Stated task: Check each line of the listing, and copy it if it contains the word "Temperatura".

** Start Source records **

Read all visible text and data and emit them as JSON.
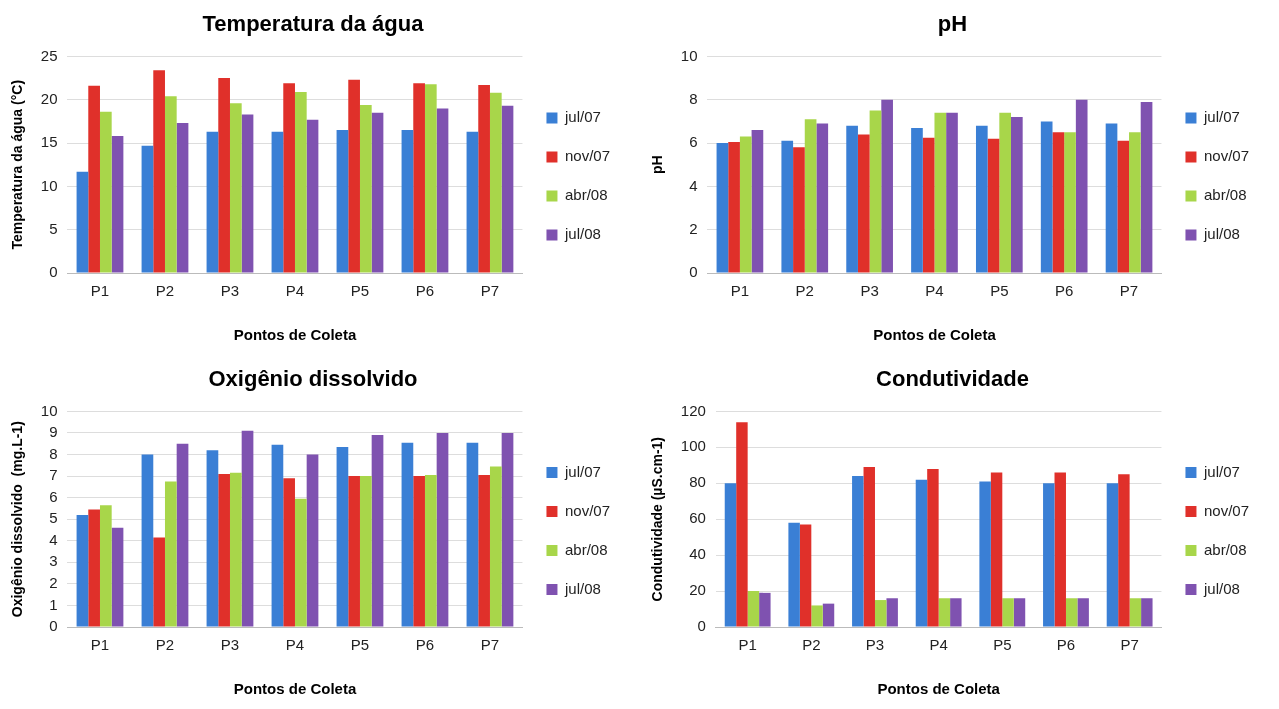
{
  "chart_data": [
    {
      "type": "bar",
      "title": "Temperatura da água",
      "xlabel": "Pontos de Coleta",
      "ylabel": "Temperatura da água (°C)",
      "categories": [
        "P1",
        "P2",
        "P3",
        "P4",
        "P5",
        "P6",
        "P7"
      ],
      "ylim": [
        0,
        25
      ],
      "yticks": [
        0,
        5,
        10,
        15,
        20,
        25
      ],
      "grid": "y",
      "legend": "right",
      "series": [
        {
          "name": "jul/07",
          "color": "#3a7fd5",
          "values": [
            11.7,
            14.7,
            16.3,
            16.3,
            16.5,
            16.5,
            16.3
          ]
        },
        {
          "name": "nov/07",
          "color": "#e0302a",
          "values": [
            21.6,
            23.4,
            22.5,
            21.9,
            22.3,
            21.9,
            21.7
          ]
        },
        {
          "name": "abr/08",
          "color": "#a8d64a",
          "values": [
            18.6,
            20.4,
            19.6,
            20.9,
            19.4,
            21.8,
            20.8
          ]
        },
        {
          "name": "jul/08",
          "color": "#7f52b0",
          "values": [
            15.8,
            17.3,
            18.3,
            17.7,
            18.5,
            19.0,
            19.3
          ]
        }
      ]
    },
    {
      "type": "bar",
      "title": "pH",
      "xlabel": "Pontos de Coleta",
      "ylabel": "pH",
      "categories": [
        "P1",
        "P2",
        "P3",
        "P4",
        "P5",
        "P6",
        "P7"
      ],
      "ylim": [
        0,
        10
      ],
      "yticks": [
        0,
        2,
        4,
        6,
        8,
        10
      ],
      "grid": "y",
      "legend": "right",
      "series": [
        {
          "name": "jul/07",
          "color": "#3a7fd5",
          "values": [
            6.0,
            6.1,
            6.8,
            6.7,
            6.8,
            7.0,
            6.9
          ]
        },
        {
          "name": "nov/07",
          "color": "#e0302a",
          "values": [
            6.05,
            5.8,
            6.4,
            6.25,
            6.2,
            6.5,
            6.1
          ]
        },
        {
          "name": "abr/08",
          "color": "#a8d64a",
          "values": [
            6.3,
            7.1,
            7.5,
            7.4,
            7.4,
            6.5,
            6.5
          ]
        },
        {
          "name": "jul/08",
          "color": "#7f52b0",
          "values": [
            6.6,
            6.9,
            8.0,
            7.4,
            7.2,
            8.0,
            7.9
          ]
        }
      ]
    },
    {
      "type": "bar",
      "title": "Oxigênio dissolvido",
      "xlabel": "Pontos de Coleta",
      "ylabel": "Oxigênio dissolvido  (mg.L-1)",
      "categories": [
        "P1",
        "P2",
        "P3",
        "P4",
        "P5",
        "P6",
        "P7"
      ],
      "ylim": [
        0,
        10
      ],
      "yticks": [
        0,
        1,
        2,
        3,
        4,
        5,
        6,
        7,
        8,
        9,
        10
      ],
      "grid": "y",
      "legend": "right",
      "series": [
        {
          "name": "jul/07",
          "color": "#3a7fd5",
          "values": [
            5.2,
            8.0,
            8.2,
            8.45,
            8.35,
            8.55,
            8.55
          ]
        },
        {
          "name": "nov/07",
          "color": "#e0302a",
          "values": [
            5.45,
            4.15,
            7.1,
            6.9,
            7.0,
            7.0,
            7.05
          ]
        },
        {
          "name": "abr/08",
          "color": "#a8d64a",
          "values": [
            5.65,
            6.75,
            7.15,
            5.95,
            7.0,
            7.05,
            7.45
          ]
        },
        {
          "name": "jul/08",
          "color": "#7f52b0",
          "values": [
            4.6,
            8.5,
            9.1,
            8.0,
            8.9,
            9.0,
            9.0
          ]
        }
      ]
    },
    {
      "type": "bar",
      "title": "Condutividade",
      "xlabel": "Pontos de Coleta",
      "ylabel": "Condutividade (µS.cm-1)",
      "categories": [
        "P1",
        "P2",
        "P3",
        "P4",
        "P5",
        "P6",
        "P7"
      ],
      "ylim": [
        0,
        120
      ],
      "yticks": [
        0,
        20,
        40,
        60,
        80,
        100,
        120
      ],
      "grid": "y",
      "legend": "right",
      "series": [
        {
          "name": "jul/07",
          "color": "#3a7fd5",
          "values": [
            80,
            58,
            84,
            82,
            81,
            80,
            80
          ]
        },
        {
          "name": "nov/07",
          "color": "#e0302a",
          "values": [
            114,
            57,
            89,
            88,
            86,
            86,
            85
          ]
        },
        {
          "name": "abr/08",
          "color": "#a8d64a",
          "values": [
            20,
            12,
            15,
            16,
            16,
            16,
            16
          ]
        },
        {
          "name": "jul/08",
          "color": "#7f52b0",
          "values": [
            19,
            13,
            16,
            16,
            16,
            16,
            16
          ]
        }
      ]
    }
  ]
}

** End Source records **

Solution to this exercise:
      "title": "Temperatura da água",
      "ylabel": "Temperatura da água (°C)",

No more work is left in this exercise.